GOALS:
1. From the colored-pieces problem page, reproduce the passage starting at "The whole game" and ending at "and vice versa.", updating "counting" to "tallying".
2. Summarize the colored-pieces problem page in two sentences.

SELECTED PASSAGE:
Remove Colored Pieces if Both Neighbors are the Same Color

medium math string greedy game theory

Problem

Alice and Bob alternate turns. Alice can remove an 'A' whose both neighbors are 'A'; Bob does the same with 'B'. Alice moves first; the loser is the first one unable to move. Return true if Alice wins.

Inputcolors = "AAABABB"

Outputtrue

Alice has 1 AAA center, Bob has 0 BBB centers — Alice wins.

colors (A/B string)

def winner_of_game(colors):
    a = b = 0
    for i in range(1, len(colors) - 1):
        if colors[i - 1] == colors[i] == colors[i + 1]:
            if colors[i] == 'A':
                a += 1
            else:
                b += 1
    return a > b

function winnerOfGame(colors) {
  let a = 0, b = 0;
  for (let i = 1; i < colors.length - 1; i++) {
    if (colors[i - 1] === colors[i] && colors[i] === colors[i + 1]) {
      if (colors[i] === 'A') a++;
      else b++;
    }
  }
  return a > b;
}

class Solution {
    public boolean winnerOfGame(String colors) {
        int a = 0, b = 0;
        for (int i = 1; i < colors.length() - 1; i++) {
            if (colors.charAt(i - 1) == colors.charAt(i) && colors.charAt(i) == colors.charAt(i + 1)) {
                if (colors.charAt(i) == 'A') a++;
                else b++;
            }
        }
        return a > b;
    }
}

bool winnerOfGame(string colors) {
    int a = 0, b = 0;
    for (int i = 1; i + 1 < (int)colors.size(); i++) {
        if (colors[i-1] == colors[i] && colors[i] == colors[i+1]) {
            if (colors[i] == 'A') a++;
            else b++;
        }
    }
    return a > b;
}

Explanation

The whole game collapses to simple counting once you notice that a player's moves don't interfere with the opponent's. Alice can only remove an A that sits between two other As (an AAA center), and doing so never creates or destroys any BBB center for Bob, and vice versa.

PROVIDED DATA:
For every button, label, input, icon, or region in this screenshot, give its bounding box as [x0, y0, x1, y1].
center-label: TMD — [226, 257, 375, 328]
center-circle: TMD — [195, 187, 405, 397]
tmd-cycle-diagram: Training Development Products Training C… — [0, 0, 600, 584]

FINAL ANSWERS:
1.
The whole game collapses to simple tallying once you notice that a player's moves don't interfere with the opponent's. Alice can only remove an A that sits between two other As (an AAA center), and doing so never creates or destroys any BBB center for Bob, and vice versa.

2. Alice and Bob alternate turns removing a piece of their own letter whose two neighbors are the same letter, with Alice moving first and the first player unable to move losing. Because neither player's moves affect the other's, the solution counts the AAA and BBB centers and returns true when Alice has more.